Objective =
Repeat, exactly and completely, the material that follows. Omit the pictures.

Records supplied =
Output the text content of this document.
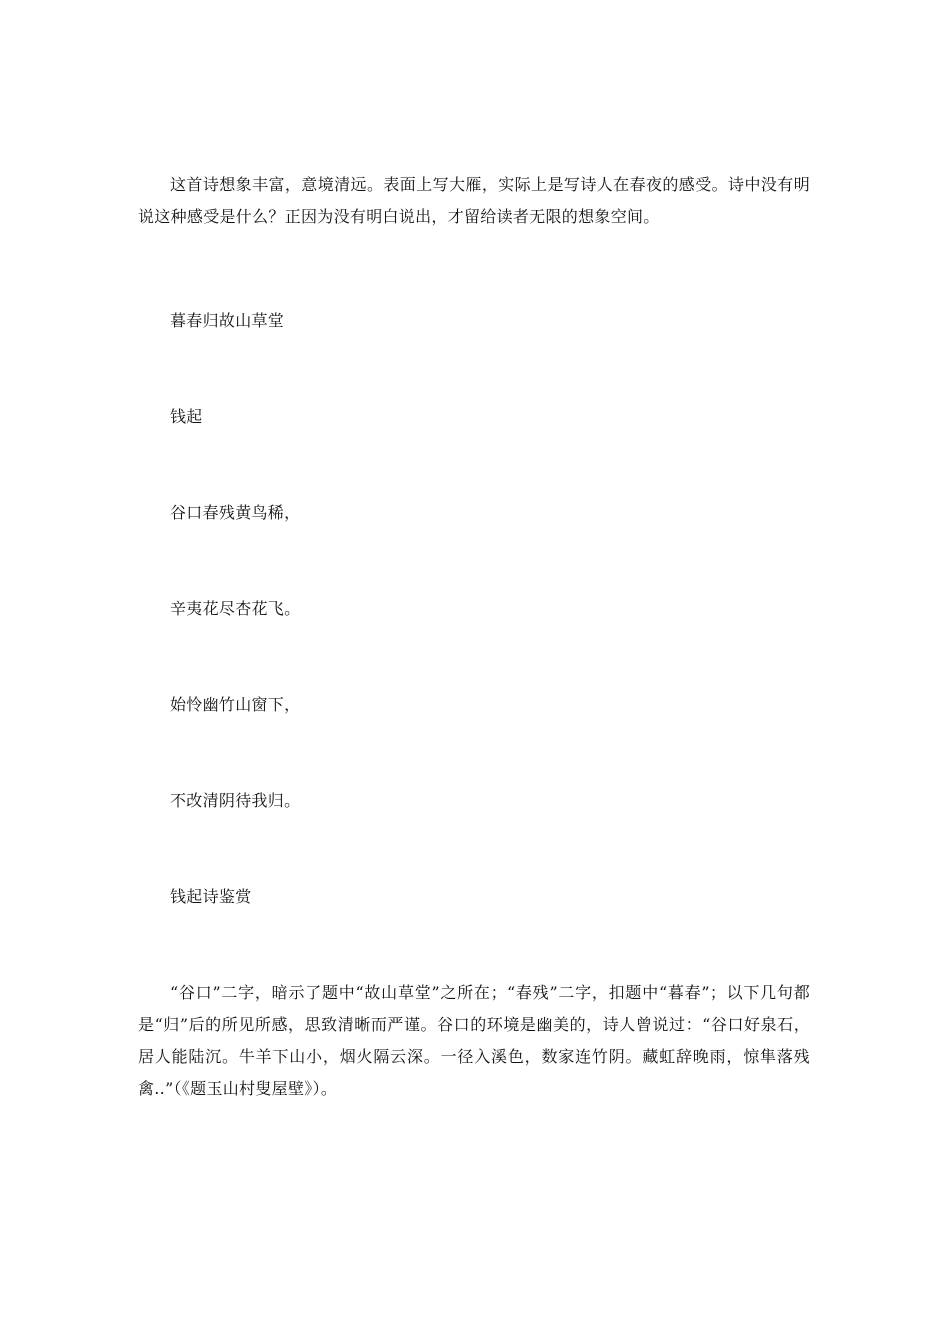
这首诗想象丰富，意境清远。表面上写大雁，实际上是写诗人在春夜的感受。诗中没有明说这种感受是什么？正因为没有明白说出，才留给读者无限的想象空间。

暮春归故山草堂

钱起

谷口春残黄鸟稀，

辛夷花尽杏花飞。

始怜幽竹山窗下，

不改清阴待我归。

钱起诗鉴赏

“谷口”二字，暗示了题中“故山草堂”之所在；“春残”二字，扣题中“暮春”；以下几句都是“归”后的所见所感，思致清晰而严谨。谷口的环境是幽美的，诗人曾说过：“谷口好泉石，居人能陆沉。牛羊下山小，烟火隔云深。一径入溪色，数家连竹阴。藏虹辞晚雨，惊隼落残禽..”（《题玉山村叟屋壁》）。
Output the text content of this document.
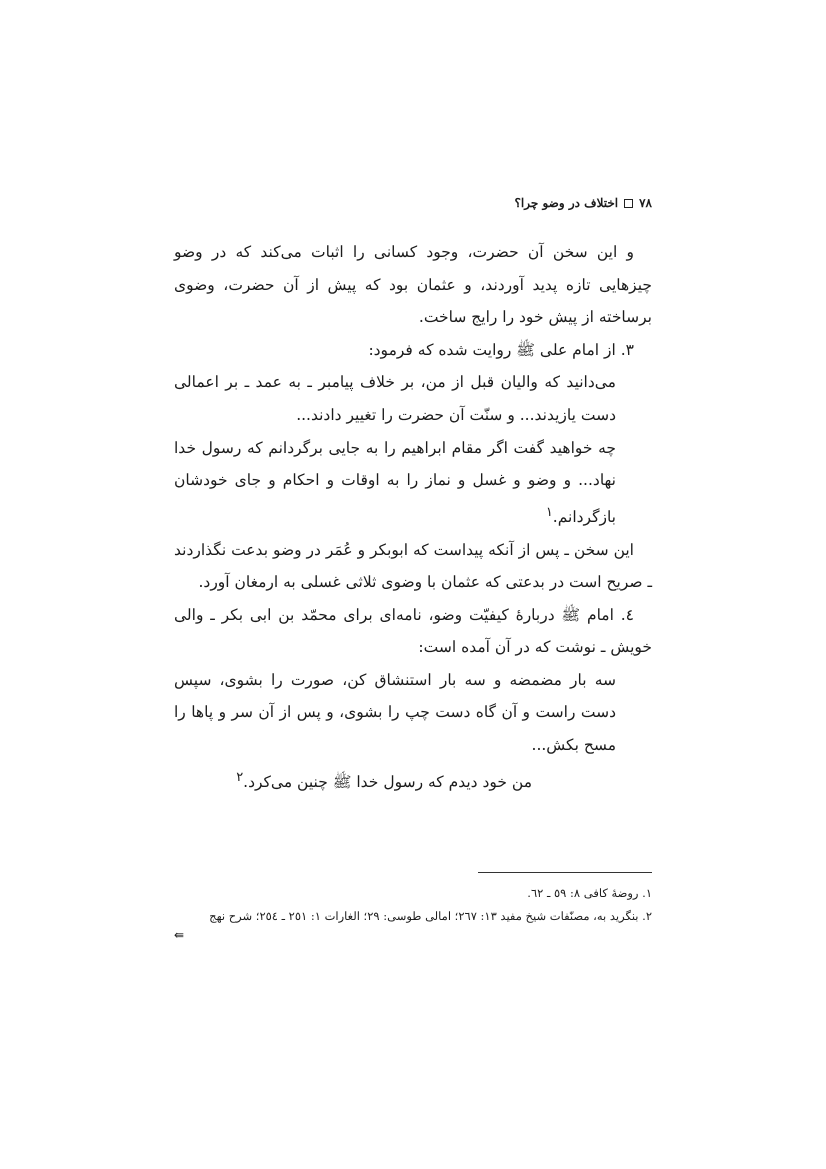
٧٨
اختلاف در وضو چرا؟

و این سخن آن حضرت، وجود کسانی را اثبات می‌کند که در وضو چیزهایی تازه پدید آوردند، و عثمان بود که پیش از آن حضرت، وضوی برساخته از پیش خود را رایج ساخت.

٣. از امام علی ﷺ روایت شده که فرمود:

می‌دانید که والیان قبل از من، بر خلاف پیامبر ـ به عمد ـ بر اعمالی دست یازیدند... و سنّت آن حضرت را تغییر دادند...

چه خواهید گفت اگر مقام ابراهیم را به جایی برگردانم که رسول خدا نهاد... و وضو و غسل و نماز را به اوقات و احکام و جای خودشان بازگردانم.$^١$

این سخن ـ پس از آنکه پیداست که ابوبکر و عُمَر در وضو بدعت نگذاردند ـ صریح است در بدعتی که عثمان با وضوی ثلاثی غسلی به ارمغان آورد.

٤. امام ﷺ دربارهٔ کیفیّت وضو، نامه‌ای برای محمّد بن ابی بکر ـ والی خویش ـ نوشت که در آن آمده است:

سه بار مضمضه و سه بار استنشاق کن، صورت را بشوی، سپس دست راست و آن گاه دست چپ را بشوی، و پس از آن سر و پاها را مسح بکش...

من خود دیدم که رسول خدا ﷺ چنین می‌کرد.$^٢$

١. روضهٔ کافی ٨: ٥٩ ـ ٦٢.

٢. بنگرید به، مصنّفات شیخ مفید ١٣: ٢٦٧؛ امالی طوسی: ٢٩؛ الغارات ١: ٢٥١ ـ ٢٥٤؛ شرح نهج

⇚
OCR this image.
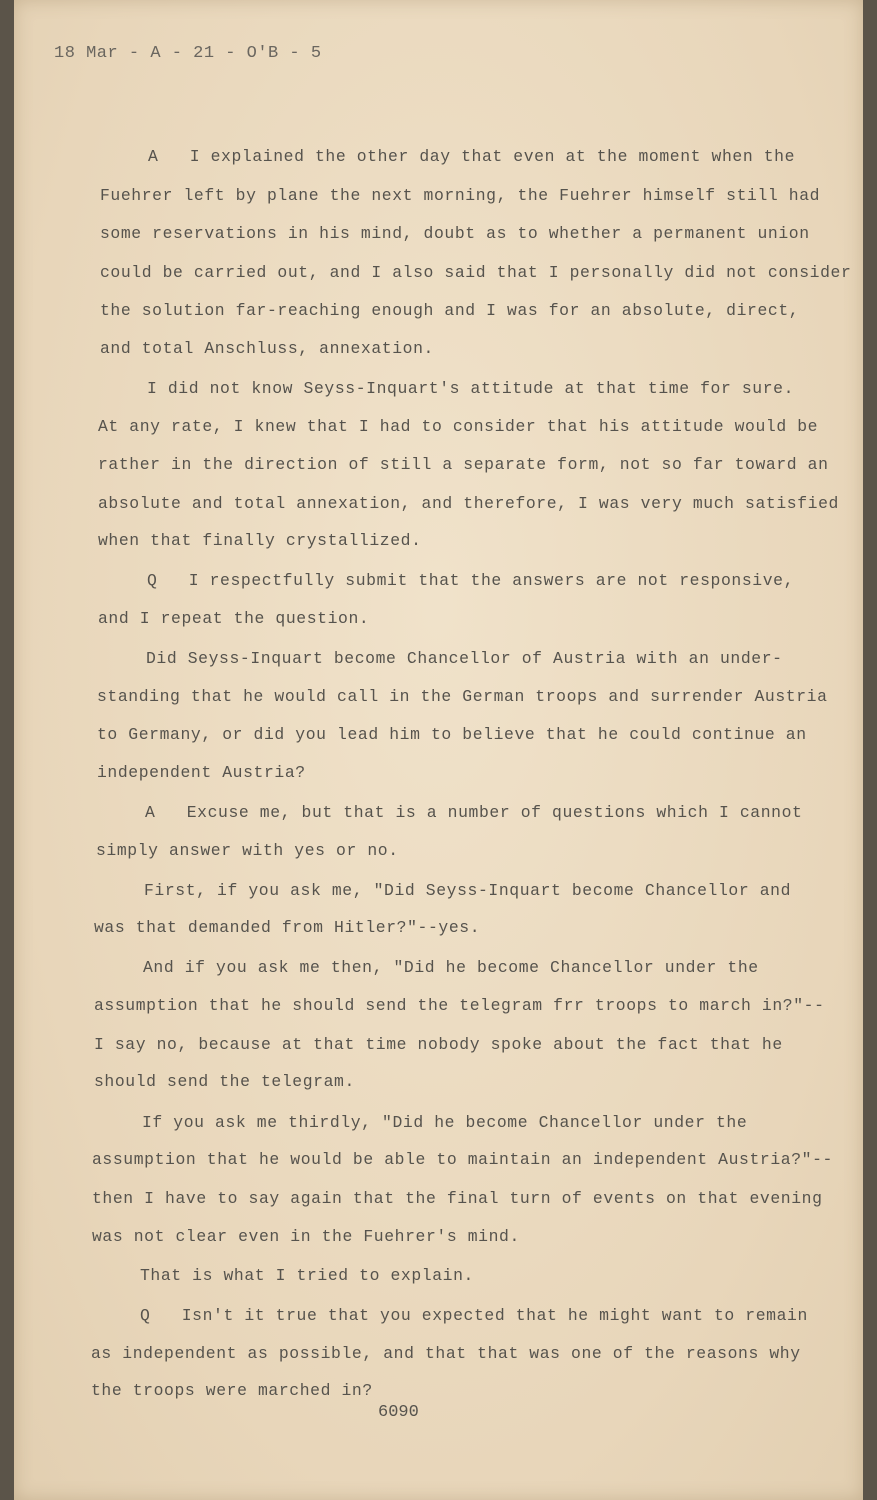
18 Mar - A - 21 - O'B - 5
A   I explained the other day that even at the moment when the
Fuehrer left by plane the next morning, the Fuehrer himself still had
some reservations in his mind, doubt as to whether a permanent union
could be carried out, and I also said that I personally did not consider
the solution far-reaching enough and I was for an absolute, direct,
and total Anschluss, annexation.
I did not know Seyss-Inquart's attitude at that time for sure.
At any rate, I knew that I had to consider that his attitude would be
rather in the direction of still a separate form, not so far toward an
absolute and total annexation, and therefore, I was very much satisfied
when that finally crystallized.
Q   I respectfully submit that the answers are not responsive,
and I repeat the question.
Did Seyss-Inquart become Chancellor of Austria with an under-
standing that he would call in the German troops and surrender Austria
to Germany, or did you lead him to believe that he could continue an
independent Austria?
A   Excuse me, but that is a number of questions which I cannot
simply answer with yes or no.
First, if you ask me, "Did Seyss-Inquart become Chancellor and
was that demanded from Hitler?"--yes.
And if you ask me then, "Did he become Chancellor under the
assumption that he should send the telegram frr troops to march in?"--
I say no, because at that time nobody spoke about the fact that he
should send the telegram.
If you ask me thirdly, "Did he become Chancellor under the
assumption that he would be able to maintain an independent Austria?"--
then I have to say again that the final turn of events on that evening
was not clear even in the Fuehrer's mind.
That is what I tried to explain.
Q   Isn't it true that you expected that he might want to remain
as independent as possible, and that that was one of the reasons why
the troops were marched in?
6090
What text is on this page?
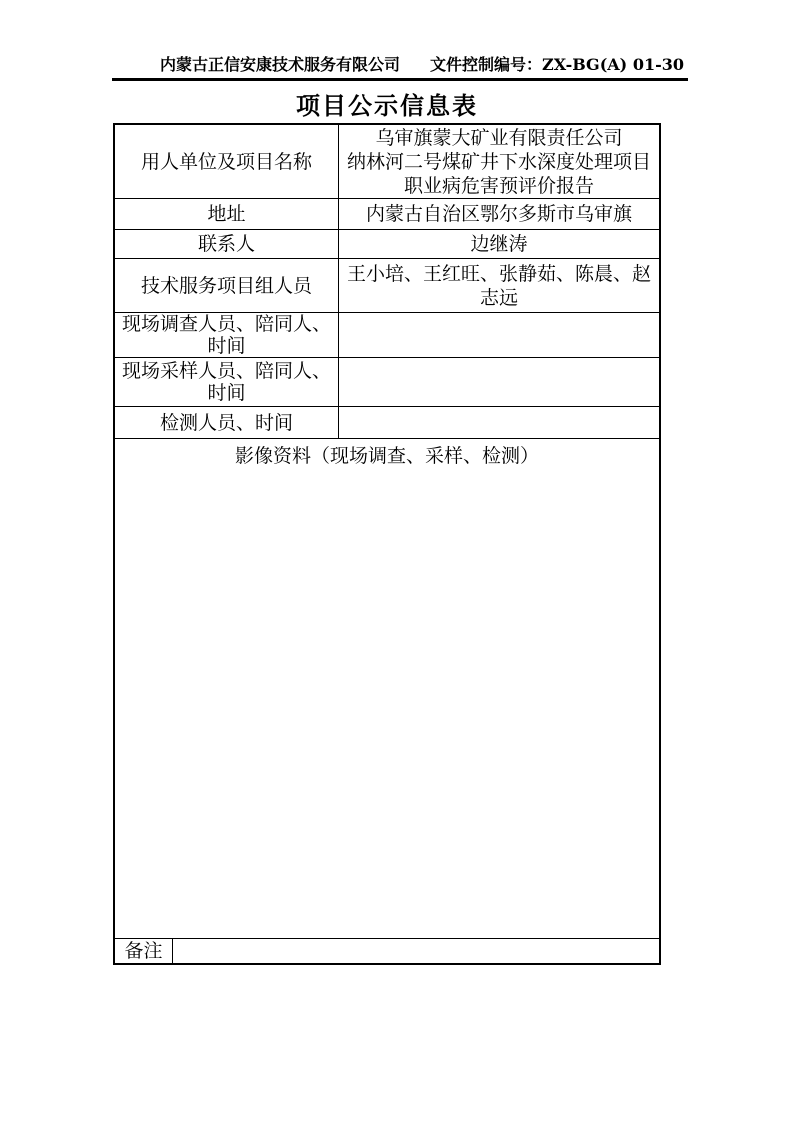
内蒙古正信安康技术服务有限公司 文件控制编号：ZX-BG(A) 01-30
项目公示信息表
用人单位及项目名称
乌审旗蒙大矿业有限责任公司
纳林河二号煤矿井下水深度处理项目
职业病危害预评价报告
地址	内蒙古自治区鄂尔多斯市乌审旗
联系人	边继涛
技术服务项目组人员
王小培、王红旺、张静茹、陈晨、赵志远
现场调查人员、陪同人、时间
现场采样人员、陪同人、时间
检测人员、时间
影像资料（现场调查、采样、检测）
备注
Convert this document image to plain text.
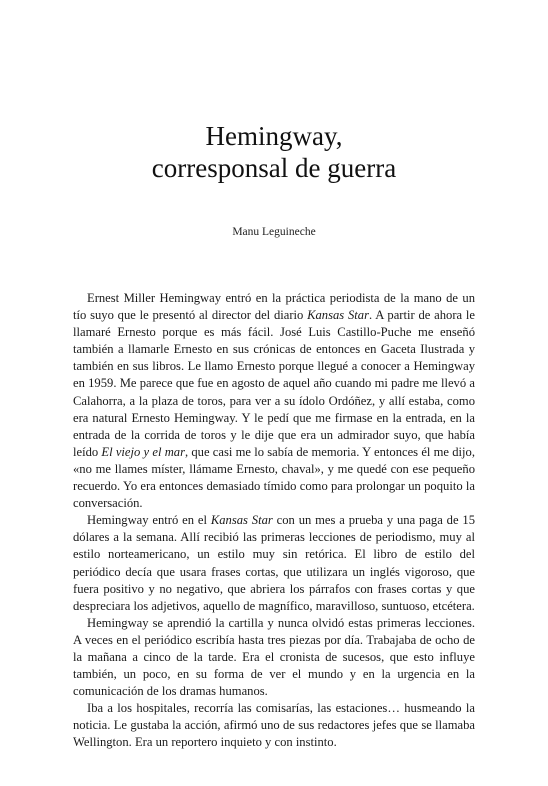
Hemingway,
corresponsal de guerra
Manu Leguineche

Ernest Miller Hemingway entró en la práctica periodista de la mano de un tío suyo que le presentó al director del diario Kansas Star. A partir de ahora le llamaré Ernesto porque es más fácil. José Luis Castillo-Puche me enseñó también a llamarle Ernesto en sus crónicas de entonces en Gaceta Ilustrada y también en sus libros. Le llamo Ernesto porque llegué a conocer a Hemingway en 1959. Me parece que fue en agosto de aquel año cuando mi padre me llevó a Calahorra, a la plaza de toros, para ver a su ídolo Ordóñez, y allí estaba, como era natural Ernesto Hemingway. Y le pedí que me firmase en la entrada, en la entrada de la corrida de toros y le dije que era un admirador suyo, que había leído El viejo y el mar, que casi me lo sabía de memoria. Y entonces él me dijo, «no me llames míster, llámame Ernesto, chaval», y me quedé con ese pequeño recuerdo. Yo era entonces demasiado tímido como para prolongar un poquito la conversación.

Hemingway entró en el Kansas Star con un mes a prueba y una paga de 15 dólares a la semana. Allí recibió las primeras lecciones de periodismo, muy al estilo norteamericano, un estilo muy sin retórica. El libro de estilo del periódico decía que usara frases cortas, que utilizara un inglés vigoroso, que fuera positivo y no negativo, que abriera los párrafos con frases cortas y que despreciara los adjetivos, aquello de magnífico, maravilloso, suntuoso, etcétera.

Hemingway se aprendió la cartilla y nunca olvidó estas primeras lecciones. A veces en el periódico escribía hasta tres piezas por día. Trabajaba de ocho de la mañana a cinco de la tarde. Era el cronista de sucesos, que esto influye también, un poco, en su forma de ver el mundo y en la urgencia en la comunicación de los dramas humanos.

Iba a los hospitales, recorría las comisarías, las estaciones… husmeando la noticia. Le gustaba la acción, afirmó uno de sus redactores jefes que se llamaba Wellington. Era un reportero inquieto y con instinto.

Full solution =
Output the text content of this document.
这首诗想象丰富，意境清远。表面上写大雁，实际上是写诗人在春夜的感受。诗中没有明说这种感受是什么？正因为没有明白说出，才留给读者无限的想象空间。

暮春归故山草堂

钱起

谷口春残黄鸟稀，

辛夷花尽杏花飞。

始怜幽竹山窗下，

不改清阴待我归。

钱起诗鉴赏

“谷口”二字，暗示了题中“故山草堂”之所在；“春残”二字，扣题中“暮春”；以下几句都是“归”后的所见所感，思致清晰而严谨。谷口的环境是幽美的，诗人曾说过：“谷口好泉石，居人能陆沉。牛羊下山小，烟火隔云深。一径入溪色，数家连竹阴。藏虹辞晚雨，惊隼落残禽..”（《题玉山村叟屋壁》）。
Output the text content of this document.
٧٨
اختلاف در وضو چرا؟

و این سخن آن حضرت، وجود کسانی را اثبات می‌کند که در وضو چیزهایی تازه پدید آوردند، و عثمان بود که پیش از آن حضرت، وضوی برساخته از پیش خود را رایج ساخت.

٣. از امام علی ﷺ روایت شده که فرمود:

می‌دانید که والیان قبل از من، بر خلاف پیامبر ـ به عمد ـ بر اعمالی دست یازیدند... و سنّت آن حضرت را تغییر دادند...

چه خواهید گفت اگر مقام ابراهیم را به جایی برگردانم که رسول خدا نهاد... و وضو و غسل و نماز را به اوقات و احکام و جای خودشان بازگردانم.$^١$

این سخن ـ پس از آنکه پیداست که ابوبکر و عُمَر در وضو بدعت نگذاردند ـ صریح است در بدعتی که عثمان با وضوی ثلاثی غسلی به ارمغان آورد.

٤. امام ﷺ دربارهٔ کیفیّت وضو، نامه‌ای برای محمّد بن ابی بکر ـ والی خویش ـ نوشت که در آن آمده است:

سه بار مضمضه و سه بار استنشاق کن، صورت را بشوی، سپس دست راست و آن گاه دست چپ را بشوی، و پس از آن سر و پاها را مسح بکش...

من خود دیدم که رسول خدا ﷺ چنین می‌کرد.$^٢$

١. روضهٔ کافی ٨: ٥٩ ـ ٦٢.

٢. بنگرید به، مصنّفات شیخ مفید ١٣: ٢٦٧؛ امالی طوسی: ٢٩؛ الغارات ١: ٢٥١ ـ ٢٥٤؛ شرح نهج

⇚
OCR this image.
18 Mar - A - 21 - O'B - 5
A   I explained the other day that even at the moment when the
Fuehrer left by plane the next morning, the Fuehrer himself still had
some reservations in his mind, doubt as to whether a permanent union
could be carried out, and I also said that I personally did not consider
the solution far-reaching enough and I was for an absolute, direct,
and total Anschluss, annexation.
I did not know Seyss-Inquart's attitude at that time for sure.
At any rate, I knew that I had to consider that his attitude would be
rather in the direction of still a separate form, not so far toward an
absolute and total annexation, and therefore, I was very much satisfied
when that finally crystallized.
Q   I respectfully submit that the answers are not responsive,
and I repeat the question.
Did Seyss-Inquart become Chancellor of Austria with an under-
standing that he would call in the German troops and surrender Austria
to Germany, or did you lead him to believe that he could continue an
independent Austria?
A   Excuse me, but that is a number of questions which I cannot
simply answer with yes or no.
First, if you ask me, "Did Seyss-Inquart become Chancellor and
was that demanded from Hitler?"--yes.
And if you ask me then, "Did he become Chancellor under the
assumption that he should send the telegram frr troops to march in?"--
I say no, because at that time nobody spoke about the fact that he
should send the telegram.
If you ask me thirdly, "Did he become Chancellor under the
assumption that he would be able to maintain an independent Austria?"--
then I have to say again that the final turn of events on that evening
was not clear even in the Fuehrer's mind.
That is what I tried to explain.
Q   Isn't it true that you expected that he might want to remain
as independent as possible, and that that was one of the reasons why
the troops were marched in?
6090
What text is on this page?
内蒙古正信安康技术服务有限公司 文件控制编号：ZX-BG(A) 01-30
项目公示信息表
用人单位及项目名称
乌审旗蒙大矿业有限责任公司
纳林河二号煤矿井下水深度处理项目
职业病危害预评价报告
地址	内蒙古自治区鄂尔多斯市乌审旗
联系人	边继涛
技术服务项目组人员
王小培、王红旺、张静茹、陈晨、赵志远
现场调查人员、陪同人、时间
现场采样人员、陪同人、时间
检测人员、时间
影像资料（现场调查、采样、检测）
备注
Convert this document image to plain text.
Hemingway,
corresponsal de guerra
Manu Leguineche

Ernest Miller Hemingway entró en la práctica periodista de la mano de un tío suyo que le presentó al director del diario Kansas Star. A partir de ahora le llamaré Ernesto porque es más fácil. José Luis Castillo-Puche me enseñó también a llamarle Ernesto en sus crónicas de entonces en Gaceta Ilustrada y también en sus libros. Le llamo Ernesto porque llegué a conocer a Hemingway en 1959. Me parece que fue en agosto de aquel año cuando mi padre me llevó a Calahorra, a la plaza de toros, para ver a su ídolo Ordóñez, y allí estaba, como era natural Ernesto Hemingway. Y le pedí que me firmase en la entrada, en la entrada de la corrida de toros y le dije que era un admirador suyo, que había leído El viejo y el mar, que casi me lo sabía de memoria. Y entonces él me dijo, «no me llames míster, llámame Ernesto, chaval», y me quedé con ese pequeño recuerdo. Yo era entonces demasiado tímido como para prolongar un poquito la conversación.

Hemingway entró en el Kansas Star con un mes a prueba y una paga de 15 dólares a la semana. Allí recibió las primeras lecciones de periodismo, muy al estilo norteamericano, un estilo muy sin retórica. El libro de estilo del periódico decía que usara frases cortas, que utilizara un inglés vigoroso, que fuera positivo y no negativo, que abriera los párrafos con frases cortas y que despreciara los adjetivos, aquello de magnífico, maravilloso, suntuoso, etcétera.

Hemingway se aprendió la cartilla y nunca olvidó estas primeras lecciones. A veces en el periódico escribía hasta tres piezas por día. Trabajaba de ocho de la mañana a cinco de la tarde. Era el cronista de sucesos, que esto influye también, un poco, en su forma de ver el mundo y en la urgencia en la comunicación de los dramas humanos.

Iba a los hospitales, recorría las comisarías, las estaciones… husmeando la noticia. Le gustaba la acción, afirmó uno de sus redactores jefes que se llamaba Wellington. Era un reportero inquieto y con instinto.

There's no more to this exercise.